* [Task details] Please copy the lines below word for word, from the line with "city-label[interactable]: Mezzolombardo: [645, 461, 743, 476]" up to and including the line with "legend-swatch: [1330, 571, 1352, 595]".

[Layout region records]
::::::

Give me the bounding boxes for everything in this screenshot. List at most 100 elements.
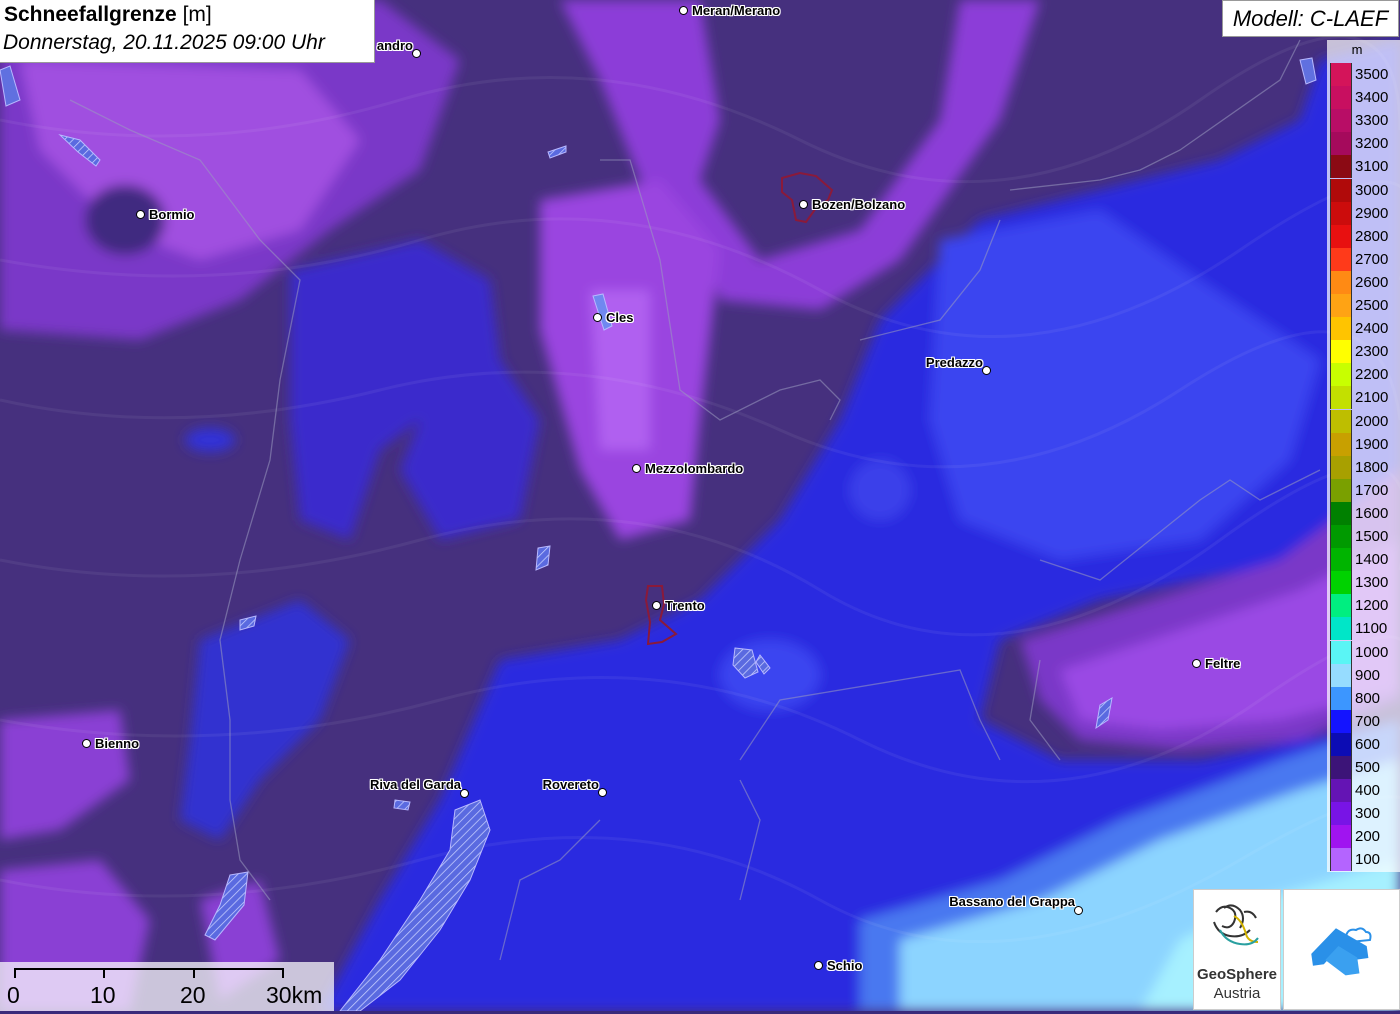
city-label[interactable]: Mezzolombardo: [645, 461, 743, 476]
legend-entry-400: 400: [1330, 779, 1400, 803]
scale-tick: [103, 968, 105, 978]
legend-swatch: [1330, 63, 1352, 86]
legend-swatch: [1330, 779, 1352, 803]
legend-swatch: [1330, 802, 1352, 826]
city-dot[interactable]: [82, 739, 91, 748]
scale-label-0: 0: [7, 982, 20, 1008]
legend-swatch: [1330, 709, 1352, 733]
legend-label: 800: [1355, 689, 1381, 707]
city-dot[interactable]: [593, 313, 602, 322]
legend-swatch: [1330, 363, 1352, 387]
legend-label: 1400: [1355, 551, 1389, 569]
legend-swatch: [1330, 386, 1352, 410]
city-dot[interactable]: [814, 961, 823, 970]
city-dot[interactable]: [460, 789, 469, 798]
legend-label: 200: [1355, 828, 1381, 846]
geosphere-country: Austria: [1213, 985, 1261, 1002]
scale-label-10: 10: [90, 982, 116, 1008]
legend-entry-2900: 2900: [1330, 201, 1400, 225]
legend-entry-2800: 2800: [1330, 224, 1400, 248]
legend-label: 2300: [1355, 343, 1389, 361]
legend-entry-1200: 1200: [1330, 594, 1400, 618]
legend-label: 1300: [1355, 574, 1389, 592]
legend-swatch: [1330, 455, 1352, 479]
city-label[interactable]: Bormio: [149, 207, 195, 222]
city-label[interactable]: Feltre: [1205, 656, 1240, 671]
legend-swatch: [1330, 294, 1352, 317]
legend-label: 2900: [1355, 204, 1389, 222]
scale-bar: 0 10 20 30km: [0, 962, 334, 1011]
legend-label: 3300: [1355, 112, 1389, 130]
legend-entry-1900: 1900: [1330, 432, 1400, 456]
legend-swatch: [1330, 432, 1352, 456]
city-label[interactable]: Bienno: [95, 736, 139, 751]
city-label[interactable]: Bozen/Bolzano: [812, 197, 905, 212]
city-dot[interactable]: [1074, 906, 1083, 915]
legend-label: 2700: [1355, 250, 1389, 268]
city-dot[interactable]: [632, 464, 641, 473]
legend-label: 700: [1355, 712, 1381, 730]
legend-entry-2500: 2500: [1330, 294, 1400, 317]
scale-bar-line: [14, 968, 283, 970]
legend-label: 3100: [1355, 158, 1389, 176]
legend-entry-100: 100: [1330, 848, 1400, 872]
legend-swatch: [1330, 825, 1352, 849]
legend-entry-2700: 2700: [1330, 247, 1400, 271]
legend-swatch: [1330, 224, 1352, 248]
city-dot[interactable]: [982, 366, 991, 375]
legend-entry-3200: 3200: [1330, 132, 1400, 156]
legend-swatch: [1330, 571, 1352, 595]
legend-label: 400: [1355, 782, 1381, 800]
map-title-box: Schneefallgrenze [m] Donnerstag, 20.11.2…: [0, 0, 375, 63]
city-label[interactable]: Riva del Garda: [370, 777, 461, 792]
legend-entry-1600: 1600: [1330, 501, 1400, 525]
legend-label: 1600: [1355, 504, 1389, 522]
city-dot[interactable]: [136, 210, 145, 219]
legend-entry-1100: 1100: [1330, 617, 1400, 641]
legend-entry-500: 500: [1330, 756, 1400, 779]
city-label[interactable]: Trento: [665, 598, 705, 613]
scale-label-30km: 30km: [266, 982, 323, 1008]
legend-swatch: [1330, 317, 1352, 341]
city-label[interactable]: Schio: [827, 958, 862, 973]
legend-label: 1800: [1355, 458, 1389, 476]
map-datetime: Donnerstag, 20.11.2025 09:00 Uhr: [3, 31, 325, 54]
city-dot[interactable]: [652, 601, 661, 610]
geosphere-emblem-icon: [1213, 904, 1259, 946]
geosphere-logo[interactable]: GeoSphere Austria: [1193, 889, 1281, 1010]
legend-entry-1400: 1400: [1330, 548, 1400, 572]
city-label[interactable]: Predazzo: [926, 355, 983, 370]
legend-entry-3500: 3500: [1330, 63, 1400, 86]
weather-app-logo[interactable]: [1283, 889, 1400, 1010]
city-dot[interactable]: [1192, 659, 1201, 668]
model-label: Modell: C-LAEF: [1222, 0, 1399, 37]
legend-swatch: [1330, 501, 1352, 525]
legend-entry-1500: 1500: [1330, 525, 1400, 548]
legend-entry-700: 700: [1330, 709, 1400, 733]
legend-swatch: [1330, 732, 1352, 756]
legend-entry-800: 800: [1330, 686, 1400, 710]
legend-swatch: [1330, 155, 1352, 179]
legend-swatch: [1330, 663, 1352, 687]
city-dot[interactable]: [679, 6, 688, 15]
legend-swatch: [1330, 178, 1352, 202]
city-dot[interactable]: [598, 788, 607, 797]
legend-entry-3300: 3300: [1330, 109, 1400, 133]
legend-entry-1300: 1300: [1330, 571, 1400, 595]
city-label[interactable]: andro: [377, 38, 413, 53]
legend-swatch: [1330, 247, 1352, 271]
legend-swatch: [1330, 594, 1352, 618]
city-dot[interactable]: [412, 49, 421, 58]
legend-label: 1900: [1355, 435, 1389, 453]
map-title: Schneefallgrenze [m]: [4, 3, 212, 26]
color-legend: m 3500 3400 3300 3200 3100 3000 2900 2800 2700 26…: [1327, 40, 1400, 872]
city-dot[interactable]: [799, 200, 808, 209]
city-label[interactable]: Rovereto: [543, 777, 599, 792]
snowfall-line-map[interactable]: [0, 0, 1400, 1011]
legend-unit: m: [1351, 42, 1363, 57]
city-label[interactable]: Meran/Merano: [692, 3, 780, 18]
legend-swatch: [1330, 640, 1352, 664]
city-label[interactable]: Bassano del Grappa: [949, 894, 1075, 909]
geosphere-name: GeoSphere: [1196, 966, 1278, 983]
city-label[interactable]: Cles: [606, 310, 633, 325]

::::::

* [Complete response]
city-label[interactable]: Mezzolombardo: [645, 461, 743, 476]
legend-entry-400: 400: [1330, 779, 1400, 803]
scale-tick: [103, 968, 105, 978]
legend-swatch: [1330, 63, 1352, 86]
legend-swatch: [1330, 779, 1352, 803]
legend-swatch: [1330, 802, 1352, 826]
city-dot[interactable]: [82, 739, 91, 748]
scale-label-0: 0: [7, 982, 20, 1008]
legend-swatch: [1330, 709, 1352, 733]
legend-label: 800: [1355, 689, 1381, 707]
city-dot[interactable]: [593, 313, 602, 322]
legend-swatch: [1330, 363, 1352, 387]
legend-label: 1400: [1355, 551, 1389, 569]
legend-swatch: [1330, 386, 1352, 410]
city-dot[interactable]: [814, 961, 823, 970]
city-dot[interactable]: [460, 789, 469, 798]
legend-label: 200: [1355, 828, 1381, 846]
geosphere-country: Austria: [1213, 985, 1261, 1002]
scale-label-10: 10: [90, 982, 116, 1008]
legend-entry-2900: 2900: [1330, 201, 1400, 225]
legend-entry-2800: 2800: [1330, 224, 1400, 248]
legend-label: 2300: [1355, 343, 1389, 361]
legend-entry-1200: 1200: [1330, 594, 1400, 618]
legend-label: 1300: [1355, 574, 1389, 592]
legend-swatch: [1330, 455, 1352, 479]
city-label[interactable]: Bormio: [149, 207, 195, 222]
city-label[interactable]: Feltre: [1205, 656, 1240, 671]
legend-swatch: [1330, 294, 1352, 317]
legend-label: 2900: [1355, 204, 1389, 222]
scale-bar: 0 10 20 30km: [0, 962, 334, 1011]
legend-label: 3300: [1355, 112, 1389, 130]
legend-entry-1900: 1900: [1330, 432, 1400, 456]
legend-swatch: [1330, 432, 1352, 456]
city-label[interactable]: Bienno: [95, 736, 139, 751]
city-label[interactable]: Bozen/Bolzano: [812, 197, 905, 212]
city-dot[interactable]: [1074, 906, 1083, 915]
legend-label: 2700: [1355, 250, 1389, 268]
city-dot[interactable]: [632, 464, 641, 473]
legend-label: 700: [1355, 712, 1381, 730]
legend-entry-2500: 2500: [1330, 294, 1400, 317]
scale-bar-line: [14, 968, 283, 970]
legend-label: 3100: [1355, 158, 1389, 176]
legend-entry-100: 100: [1330, 848, 1400, 872]
legend-swatch: [1330, 825, 1352, 849]
legend-entry-2700: 2700: [1330, 247, 1400, 271]
legend-swatch: [1330, 224, 1352, 248]
city-dot[interactable]: [982, 366, 991, 375]
legend-entry-3200: 3200: [1330, 132, 1400, 156]
legend-swatch: [1330, 571, 1352, 595]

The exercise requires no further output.